__WRITTEN EXERCISE__
Each entry below should be reproduced character for character.

== RECORDS SUPPLIED ==

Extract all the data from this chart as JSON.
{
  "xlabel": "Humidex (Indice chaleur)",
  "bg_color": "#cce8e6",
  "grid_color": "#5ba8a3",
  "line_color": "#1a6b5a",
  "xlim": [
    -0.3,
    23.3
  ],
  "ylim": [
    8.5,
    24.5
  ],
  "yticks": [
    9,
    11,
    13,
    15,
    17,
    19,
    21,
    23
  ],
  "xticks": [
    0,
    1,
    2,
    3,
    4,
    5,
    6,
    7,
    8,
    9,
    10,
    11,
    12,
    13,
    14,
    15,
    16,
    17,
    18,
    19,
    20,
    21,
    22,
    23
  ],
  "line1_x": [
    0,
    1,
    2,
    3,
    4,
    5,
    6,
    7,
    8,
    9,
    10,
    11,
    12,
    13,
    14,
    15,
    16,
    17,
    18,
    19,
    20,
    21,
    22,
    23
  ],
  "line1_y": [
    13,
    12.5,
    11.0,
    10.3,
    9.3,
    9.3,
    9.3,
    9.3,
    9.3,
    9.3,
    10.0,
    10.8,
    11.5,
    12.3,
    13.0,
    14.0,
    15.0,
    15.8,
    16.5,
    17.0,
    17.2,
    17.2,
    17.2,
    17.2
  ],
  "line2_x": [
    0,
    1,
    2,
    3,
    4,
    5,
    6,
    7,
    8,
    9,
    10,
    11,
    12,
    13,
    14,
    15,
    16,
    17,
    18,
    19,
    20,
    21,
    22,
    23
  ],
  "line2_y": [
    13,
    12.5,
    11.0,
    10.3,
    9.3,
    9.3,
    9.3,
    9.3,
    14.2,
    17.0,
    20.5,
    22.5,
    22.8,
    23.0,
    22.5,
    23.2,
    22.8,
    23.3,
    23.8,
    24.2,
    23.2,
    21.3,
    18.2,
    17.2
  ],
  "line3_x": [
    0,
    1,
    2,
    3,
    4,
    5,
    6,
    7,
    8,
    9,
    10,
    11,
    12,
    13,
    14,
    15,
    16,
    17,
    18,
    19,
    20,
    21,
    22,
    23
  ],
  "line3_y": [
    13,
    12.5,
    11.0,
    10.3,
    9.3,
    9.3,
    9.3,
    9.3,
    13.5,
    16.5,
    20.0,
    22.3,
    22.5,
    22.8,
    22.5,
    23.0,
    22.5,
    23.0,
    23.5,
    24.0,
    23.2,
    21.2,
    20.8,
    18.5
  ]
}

===

__EXERCISE SOLUTION__
Extract all the data from this chart as JSON.
{
  "xlabel": "Humidex (Indice chaleur)",
  "bg_color": "#cce8e6",
  "grid_color": "#5ba8a3",
  "line_color": "#1a6b5a",
  "xlim": [
    -0.3,
    23.3
  ],
  "ylim": [
    8.5,
    24.5
  ],
  "yticks": [
    9,
    11,
    13,
    15,
    17,
    19,
    21,
    23
  ],
  "xticks": [
    0,
    1,
    2,
    3,
    4,
    5,
    6,
    7,
    8,
    9,
    10,
    11,
    12,
    13,
    14,
    15,
    16,
    17,
    18,
    19,
    20,
    21,
    22,
    23
  ],
  "line1_x": [
    0,
    1,
    2,
    3,
    4,
    5,
    6,
    7,
    8,
    9,
    10,
    11,
    12,
    13,
    14,
    15,
    16,
    17,
    18,
    19,
    20,
    21,
    22,
    23
  ],
  "line1_y": [
    13,
    12.5,
    11.0,
    10.3,
    9.3,
    9.3,
    9.3,
    9.3,
    9.3,
    9.3,
    10.0,
    10.8,
    11.5,
    12.3,
    13.0,
    14.0,
    15.0,
    15.8,
    16.5,
    17.0,
    17.2,
    17.2,
    17.2,
    17.2
  ],
  "line2_x": [
    0,
    1,
    2,
    3,
    4,
    5,
    6,
    7,
    8,
    9,
    10,
    11,
    12,
    13,
    14,
    15,
    16,
    17,
    18,
    19,
    20,
    21,
    22,
    23
  ],
  "line2_y": [
    13,
    12.5,
    11.0,
    10.3,
    9.3,
    9.3,
    9.3,
    9.3,
    14.2,
    17.0,
    20.5,
    22.5,
    22.8,
    23.0,
    22.5,
    23.2,
    22.8,
    23.3,
    23.8,
    24.2,
    23.2,
    21.3,
    18.2,
    17.2
  ],
  "line3_x": [
    0,
    1,
    2,
    3,
    4,
    5,
    6,
    7,
    8,
    9,
    10,
    11,
    12,
    13,
    14,
    15,
    16,
    17,
    18,
    19,
    20,
    21,
    22,
    23
  ],
  "line3_y": [
    13,
    12.5,
    11.0,
    10.3,
    9.3,
    9.3,
    9.3,
    9.3,
    13.5,
    16.5,
    20.0,
    22.3,
    22.5,
    22.8,
    22.5,
    23.0,
    22.5,
    23.0,
    23.5,
    24.0,
    23.2,
    21.2,
    20.8,
    18.5
  ]
}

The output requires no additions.